TEXT PASSAGE:
+===+

WIRED TO BE WARY
Evolutionary Origins of Ethnic Identity
Francisco Gil-White sits "Mongol fashion" on the floor of his new apartment in Philadelphia. A guitar in a black case leans against the slightly beat wall, and sunlight glitters on the Delaware River outside his third floor window.
He's on the floor because his furniture has not yet arrived from Los Angeles, where he recently completed a Ph.D. at UCLA. He's sitting like a Mongol--one leg folded under with his butt resting on the foot, the other leg bent up, thigh against his chest--because he's accustomed to the posture. He spent 11 months in the highlands and steppes of western Mongolia studying the ethnic sentiments of nomadic peoples. The data he collected helps support hypotheses about how ethnicity and the beliefs sustaining it may have evolved.
Gil-White, one of the newest faculty members in SAS, is rangy and affable. Although his doctorate is in anthropology, his appointment is in the psychology department. He has a narrow face, dark eyes and hair, a square jaw, and speaks with a mild Latin accent. Loose-fitting jeans and white sneakers amplify his youthful appearance. When he came to Penn in the summer, he was introduced at a party as someone new on campus. "So, have you decided on a major yet?" he was asked.
As an undergraduate at Boston's New England Conservatory of Music he studied composition and developed a taste for "20th century style avant-garde classical music that nobody likes to listen to"--or buy. With little hope of supporting himself on the musical tastes of the mass market, he turned to anthropology. "It's not because the music I was writing was not good," he remarks, "but because it didn't seem to have an impact either way on anybody. I didn't want to have an irrelevant life."
The study of anthropology hardly seems the most direct route to having, as he puts it, "a social impact." "I grew up in Mexico thinking I was American. At the same time I realized I was also Mexican. Having that double identity whittled down both and gave me some distance from identity."
What most of us take for granted became for him a question. Why do people feel pride in being a member of a group? What is the connection between feeling a sense of pride and the prejudice that often seems to accompany it? "The more I thought about it, the stranger it seemed that people would get so exercised by an accident of fate. . . . It became something puzzling that I wished I could explain."
Middle of Nowhere
The young scholar perceived that people commonly think of ethnicity as something that's handed down through one's birth lineage--you are a member of the group because your parents are. Group members are believed to possess some inner nature, a unique and hidden essence that imparts the ethnic identity. Psychologists and anthropologists call this way of thinking "essentialism."

+===+

INSTRUCTION A: Can you reproduce the article word for word, beginning at the words "Gil-White, one of" and stopping after "he was asked."?

+===+

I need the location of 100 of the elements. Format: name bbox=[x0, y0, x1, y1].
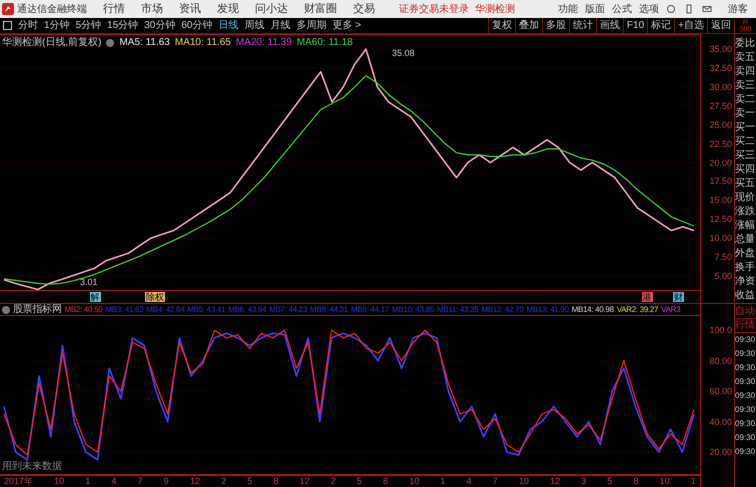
indicator-tick: 20.00 bbox=[708, 447, 732, 458]
period-tab[interactable]: 周线 bbox=[244, 18, 264, 33]
date-tick: 5 bbox=[247, 474, 252, 487]
indicator-title: 股票指标网 bbox=[13, 302, 62, 317]
tool-button[interactable]: 画线 bbox=[596, 18, 623, 33]
indicator-value: MB13: 41.90 bbox=[526, 304, 569, 316]
date-tick: 9 bbox=[164, 474, 169, 487]
period-tab[interactable]: 多周期 bbox=[296, 18, 326, 33]
period-tab[interactable]: 1分钟 bbox=[44, 18, 70, 33]
side-tab[interactable]: 自动 bbox=[735, 305, 756, 319]
quote-label: 现价 bbox=[735, 191, 756, 205]
menu-item[interactable]: 版面 bbox=[585, 2, 605, 16]
app-title: 通达信金融终端 bbox=[17, 2, 87, 16]
menu-item[interactable]: 交易 bbox=[353, 0, 375, 18]
menu-item[interactable]: 财富圈 bbox=[304, 0, 337, 18]
date-tick: 10 bbox=[409, 474, 420, 487]
indicator-value: MB8: 44.31 bbox=[310, 304, 348, 316]
ma-value: MA10: 11.65 bbox=[174, 36, 231, 50]
time-label: 09:30 bbox=[735, 404, 756, 416]
quote-label: 卖二 bbox=[735, 93, 756, 107]
menu-item[interactable]: 功能 bbox=[558, 2, 578, 16]
quote-label: 卖一 bbox=[735, 107, 756, 121]
logo-icon bbox=[2, 3, 14, 15]
date-tick: 10 bbox=[518, 474, 529, 487]
event-badge[interactable]: 除权 bbox=[144, 292, 165, 302]
event-badge[interactable]: 港 bbox=[642, 292, 653, 302]
menu-item[interactable]: 发现 bbox=[217, 0, 239, 18]
tool-button[interactable]: 复权 bbox=[488, 18, 515, 33]
period-tab[interactable]: 日线 bbox=[218, 18, 238, 33]
quote-label: 涨幅 bbox=[735, 219, 756, 233]
indicator-value: MB4: 42.84 bbox=[146, 304, 184, 316]
quote-label: 卖四 bbox=[735, 65, 756, 79]
indicator-value: MB12: 42.70 bbox=[481, 304, 524, 316]
period-tab[interactable]: 更多 > bbox=[332, 18, 362, 33]
date-tick: 2017年 bbox=[4, 474, 34, 487]
menu-item[interactable]: 公式 bbox=[612, 2, 632, 16]
event-badge[interactable]: 解 bbox=[90, 292, 101, 302]
time-label: 09:30 bbox=[735, 432, 756, 444]
tool-button[interactable]: 统计 bbox=[568, 18, 596, 33]
indicator-value: MB10: 43.85 bbox=[392, 304, 434, 316]
period-tab[interactable]: 60分钟 bbox=[181, 18, 212, 33]
period-tab[interactable]: 15分钟 bbox=[107, 18, 138, 33]
mail-icon[interactable] bbox=[702, 4, 712, 14]
period-tab[interactable]: 5分钟 bbox=[76, 18, 102, 33]
period-tab[interactable]: 30分钟 bbox=[144, 18, 176, 33]
price-tick: 27.50 bbox=[708, 100, 732, 111]
side-tab[interactable]: 行情 bbox=[735, 319, 756, 333]
time-label: 09:30 bbox=[735, 446, 756, 458]
indicator-value: MB2: 40.50 bbox=[64, 304, 102, 316]
date-tick: 3 bbox=[581, 474, 586, 487]
period-tab[interactable]: 月线 bbox=[270, 18, 290, 33]
tool-button[interactable]: 标记 bbox=[647, 18, 674, 33]
price-tick: 25.00 bbox=[708, 120, 732, 130]
quote-label: 换手 bbox=[735, 261, 756, 275]
date-tick: 8 bbox=[273, 474, 278, 487]
quote-label: 委比 bbox=[735, 37, 756, 51]
time-label: 09:30 bbox=[735, 418, 756, 430]
indicator-value: MB7: 44.23 bbox=[269, 304, 308, 316]
ma-value: MA5: 11.63 bbox=[119, 36, 170, 50]
indicator-tick: 60.00 bbox=[708, 386, 732, 396]
tool-button[interactable]: 多股 bbox=[542, 18, 569, 33]
menu-item[interactable]: 资讯 bbox=[179, 0, 201, 18]
menu-item[interactable]: 选项 bbox=[639, 2, 659, 16]
notice-link[interactable]: 证券交易未登录 bbox=[399, 2, 469, 16]
time-label: 09:30 bbox=[735, 334, 756, 346]
notice-link[interactable]: 华测检测 bbox=[475, 2, 515, 16]
tool-button[interactable]: +自选 bbox=[674, 18, 707, 33]
price-tick: 20.00 bbox=[708, 158, 732, 168]
tool-button[interactable]: 返回 bbox=[707, 18, 734, 33]
date-tick: 12 bbox=[190, 474, 200, 487]
price-tick: 12.50 bbox=[708, 214, 732, 224]
price-tick: 35.00 bbox=[708, 44, 732, 54]
time-label: 09:30 bbox=[735, 376, 756, 388]
menu-item[interactable]: 市场 bbox=[141, 0, 163, 18]
indicator-value: MB9: 44.17 bbox=[350, 304, 389, 316]
event-badge[interactable]: 财 bbox=[672, 292, 684, 302]
indicator-tick: 40.00 bbox=[708, 416, 732, 427]
menu-item[interactable]: 行情 bbox=[103, 0, 125, 18]
tool-button[interactable]: 叠加 bbox=[514, 18, 542, 33]
time-label: 09:30 bbox=[735, 348, 756, 360]
date-tick: 1 bbox=[85, 474, 90, 487]
period-tab[interactable]: 分时 bbox=[18, 18, 38, 33]
indicator-value: MB3: 41.63 bbox=[105, 304, 144, 316]
panel-toggle-icon[interactable] bbox=[3, 21, 12, 30]
indicator-value: MB5: 43.41 bbox=[187, 304, 226, 316]
date-tick: 1 bbox=[440, 474, 446, 487]
warning-note: 用到未来数据 bbox=[2, 460, 62, 474]
date-tick: 10 bbox=[660, 474, 670, 487]
date-tick: 5 bbox=[356, 474, 362, 487]
price-tick: 7.50 bbox=[713, 252, 732, 262]
date-tick: 8 bbox=[633, 474, 638, 487]
phone-icon[interactable] bbox=[684, 4, 694, 14]
user-label[interactable]: 游客 bbox=[728, 2, 748, 16]
indicator-value: VAR2: 39.27 bbox=[616, 304, 658, 316]
quote-label: 外盘 bbox=[735, 247, 756, 261]
menu-item[interactable]: 问小达 bbox=[255, 0, 288, 18]
quote-label: 买一 bbox=[735, 121, 756, 135]
date-tick: 5 bbox=[607, 474, 612, 487]
ma-value: MA20: 11.39 bbox=[236, 36, 292, 50]
tool-button[interactable]: F10 bbox=[622, 18, 648, 33]
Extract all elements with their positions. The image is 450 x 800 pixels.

+===+

INSTRUCTION B: Will you write out the entries line for line, beginning at the line that contains "indicator-tick: 20.00 bbox=[708, 447, 732, 458]" and stopping after the line that contains "menu-item[interactable]: 功能 bbox=[558, 2, 578, 16]"?

EXERCISE ANSWER A:
Gil-White, one of the newest faculty members in SAS, is rangy and affable. Although his doctorate is in anthropology, his appointment is in the psychology department. He has a narrow face, dark eyes and hair, a square jaw, and speaks with a mild Latin accent. Loose-fitting jeans and white sneakers amplify his youthful appearance. When he came to Penn in the summer, he was introduced at a party as someone new on campus. "So, have you decided on a major yet?" he was asked.

EXERCISE ANSWER B:
indicator-tick: 20.00 bbox=[708, 447, 732, 458]
period-tab[interactable]: 周线 bbox=[244, 18, 264, 33]
date-tick: 5 bbox=[247, 474, 252, 487]
indicator-title: 股票指标网 bbox=[13, 302, 62, 317]
tool-button[interactable]: 画线 bbox=[596, 18, 623, 33]
indicator-value: MB13: 41.90 bbox=[526, 304, 569, 316]
date-tick: 9 bbox=[164, 474, 169, 487]
period-tab[interactable]: 多周期 bbox=[296, 18, 326, 33]
period-tab[interactable]: 1分钟 bbox=[44, 18, 70, 33]
side-tab[interactable]: 自动 bbox=[735, 305, 756, 319]
quote-label: 现价 bbox=[735, 191, 756, 205]
menu-item[interactable]: 版面 bbox=[585, 2, 605, 16]
app-title: 通达信金融终端 bbox=[17, 2, 87, 16]
menu-item[interactable]: 交易 bbox=[353, 0, 375, 18]
menu-item[interactable]: 财富圈 bbox=[304, 0, 337, 18]
date-tick: 10 bbox=[409, 474, 420, 487]
indicator-value: MB8: 44.31 bbox=[310, 304, 348, 316]
ma-value: MA10: 11.65 bbox=[174, 36, 231, 50]
time-label: 09:30 bbox=[735, 404, 756, 416]
quote-label: 卖二 bbox=[735, 93, 756, 107]
menu-item[interactable]: 功能 bbox=[558, 2, 578, 16]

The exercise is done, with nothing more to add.